WRITTEN TASK
Scan the lines below for the string "燃料及其利用" and copy every one that has it.

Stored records
BEGIN
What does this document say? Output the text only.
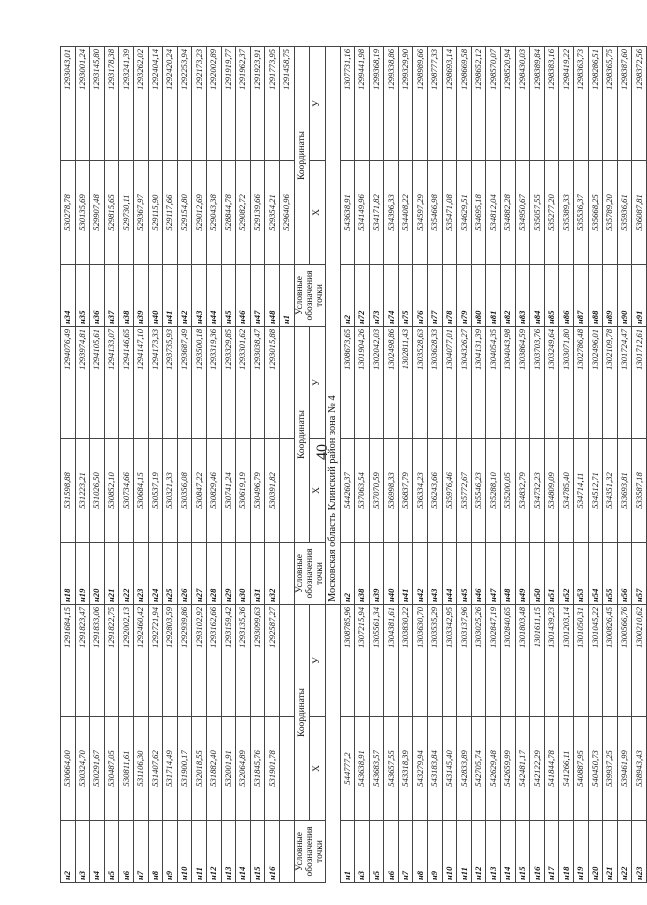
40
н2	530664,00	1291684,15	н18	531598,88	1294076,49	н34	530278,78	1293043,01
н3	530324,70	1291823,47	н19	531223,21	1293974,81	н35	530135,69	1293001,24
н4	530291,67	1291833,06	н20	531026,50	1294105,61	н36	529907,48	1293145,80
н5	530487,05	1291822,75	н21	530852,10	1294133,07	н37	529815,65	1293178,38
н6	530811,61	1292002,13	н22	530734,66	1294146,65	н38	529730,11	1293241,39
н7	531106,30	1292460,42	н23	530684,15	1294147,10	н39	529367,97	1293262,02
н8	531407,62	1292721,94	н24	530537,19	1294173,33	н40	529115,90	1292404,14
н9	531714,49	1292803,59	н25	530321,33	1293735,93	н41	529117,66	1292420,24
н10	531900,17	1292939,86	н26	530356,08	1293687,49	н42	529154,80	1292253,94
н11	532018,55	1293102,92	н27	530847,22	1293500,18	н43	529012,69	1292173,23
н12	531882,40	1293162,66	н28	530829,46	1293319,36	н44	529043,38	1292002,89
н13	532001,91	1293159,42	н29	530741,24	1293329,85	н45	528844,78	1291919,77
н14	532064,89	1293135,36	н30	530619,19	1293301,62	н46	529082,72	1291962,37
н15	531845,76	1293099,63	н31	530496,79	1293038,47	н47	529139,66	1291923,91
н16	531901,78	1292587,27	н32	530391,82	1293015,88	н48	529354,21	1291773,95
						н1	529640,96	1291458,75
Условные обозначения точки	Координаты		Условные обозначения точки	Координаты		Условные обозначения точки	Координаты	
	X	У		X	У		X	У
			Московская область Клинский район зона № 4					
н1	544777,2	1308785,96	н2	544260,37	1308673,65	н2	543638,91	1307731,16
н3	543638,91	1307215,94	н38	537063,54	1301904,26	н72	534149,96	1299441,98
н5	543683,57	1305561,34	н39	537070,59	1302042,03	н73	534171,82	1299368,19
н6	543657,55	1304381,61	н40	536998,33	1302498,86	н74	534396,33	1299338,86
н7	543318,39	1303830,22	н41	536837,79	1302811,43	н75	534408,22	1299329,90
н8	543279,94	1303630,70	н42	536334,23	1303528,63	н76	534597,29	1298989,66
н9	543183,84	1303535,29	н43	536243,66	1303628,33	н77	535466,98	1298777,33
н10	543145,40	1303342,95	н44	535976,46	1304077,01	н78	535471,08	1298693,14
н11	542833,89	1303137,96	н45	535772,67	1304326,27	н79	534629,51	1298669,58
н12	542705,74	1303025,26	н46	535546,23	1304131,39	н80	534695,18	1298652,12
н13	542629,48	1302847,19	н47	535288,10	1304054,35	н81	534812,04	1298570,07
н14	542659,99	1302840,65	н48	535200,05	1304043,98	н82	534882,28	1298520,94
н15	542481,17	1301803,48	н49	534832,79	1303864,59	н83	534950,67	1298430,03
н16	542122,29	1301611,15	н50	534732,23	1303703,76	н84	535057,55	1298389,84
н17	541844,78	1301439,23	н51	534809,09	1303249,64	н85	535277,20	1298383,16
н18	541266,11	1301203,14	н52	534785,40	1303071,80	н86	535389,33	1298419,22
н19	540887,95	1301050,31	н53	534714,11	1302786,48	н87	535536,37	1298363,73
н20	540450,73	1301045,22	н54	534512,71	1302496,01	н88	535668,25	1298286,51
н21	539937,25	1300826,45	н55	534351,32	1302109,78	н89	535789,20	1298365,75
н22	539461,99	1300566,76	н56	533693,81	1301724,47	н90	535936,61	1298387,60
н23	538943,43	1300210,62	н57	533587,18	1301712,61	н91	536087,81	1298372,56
END
BEGIN
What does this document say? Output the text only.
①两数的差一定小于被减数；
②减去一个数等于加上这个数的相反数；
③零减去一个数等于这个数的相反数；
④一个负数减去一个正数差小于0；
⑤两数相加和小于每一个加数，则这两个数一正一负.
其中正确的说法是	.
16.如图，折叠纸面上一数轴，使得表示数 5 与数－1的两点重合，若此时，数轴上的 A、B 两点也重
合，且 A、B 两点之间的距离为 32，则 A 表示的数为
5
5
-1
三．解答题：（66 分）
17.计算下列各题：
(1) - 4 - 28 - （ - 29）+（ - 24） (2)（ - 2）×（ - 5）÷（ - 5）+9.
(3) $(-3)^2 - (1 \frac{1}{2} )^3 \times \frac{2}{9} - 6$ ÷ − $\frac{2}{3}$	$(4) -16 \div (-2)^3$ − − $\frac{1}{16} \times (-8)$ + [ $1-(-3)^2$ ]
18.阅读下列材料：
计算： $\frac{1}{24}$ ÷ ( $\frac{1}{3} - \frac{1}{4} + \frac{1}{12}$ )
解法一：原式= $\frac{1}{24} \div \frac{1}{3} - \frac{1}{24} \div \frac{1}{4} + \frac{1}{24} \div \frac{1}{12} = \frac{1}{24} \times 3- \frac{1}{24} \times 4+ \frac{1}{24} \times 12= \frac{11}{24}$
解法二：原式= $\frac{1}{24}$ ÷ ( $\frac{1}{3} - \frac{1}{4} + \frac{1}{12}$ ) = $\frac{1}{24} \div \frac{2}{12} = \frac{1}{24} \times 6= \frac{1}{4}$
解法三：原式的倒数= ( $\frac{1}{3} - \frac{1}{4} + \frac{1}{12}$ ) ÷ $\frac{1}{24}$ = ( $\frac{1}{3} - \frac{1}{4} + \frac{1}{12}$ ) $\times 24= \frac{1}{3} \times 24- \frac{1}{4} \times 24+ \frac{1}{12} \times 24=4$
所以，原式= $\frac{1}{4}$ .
END
BEGIN
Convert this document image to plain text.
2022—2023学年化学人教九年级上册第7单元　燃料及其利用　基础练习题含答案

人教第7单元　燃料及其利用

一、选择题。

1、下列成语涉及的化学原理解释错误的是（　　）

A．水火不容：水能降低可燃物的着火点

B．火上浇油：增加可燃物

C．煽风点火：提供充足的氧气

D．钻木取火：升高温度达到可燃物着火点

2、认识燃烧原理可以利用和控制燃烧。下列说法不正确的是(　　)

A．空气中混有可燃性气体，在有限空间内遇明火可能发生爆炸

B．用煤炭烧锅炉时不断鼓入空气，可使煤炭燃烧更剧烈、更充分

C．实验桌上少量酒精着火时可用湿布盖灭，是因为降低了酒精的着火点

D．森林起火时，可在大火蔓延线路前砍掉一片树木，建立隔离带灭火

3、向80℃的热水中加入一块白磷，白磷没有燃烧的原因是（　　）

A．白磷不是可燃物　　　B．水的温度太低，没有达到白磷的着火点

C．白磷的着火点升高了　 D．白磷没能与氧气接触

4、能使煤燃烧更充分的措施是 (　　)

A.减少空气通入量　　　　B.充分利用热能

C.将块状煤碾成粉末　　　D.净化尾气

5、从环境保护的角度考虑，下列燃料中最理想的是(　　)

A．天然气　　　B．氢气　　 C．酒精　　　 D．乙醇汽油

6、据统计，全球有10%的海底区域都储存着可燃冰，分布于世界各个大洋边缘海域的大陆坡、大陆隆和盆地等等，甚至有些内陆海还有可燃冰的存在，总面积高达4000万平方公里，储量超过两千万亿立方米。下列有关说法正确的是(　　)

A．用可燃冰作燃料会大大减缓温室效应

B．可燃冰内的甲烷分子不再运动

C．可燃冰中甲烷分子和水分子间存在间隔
END
THE ANSWER
2022—2023学年化学人教九年级上册第7单元　燃料及其利用　基础练习题含答案
人教第7单元　燃料及其利用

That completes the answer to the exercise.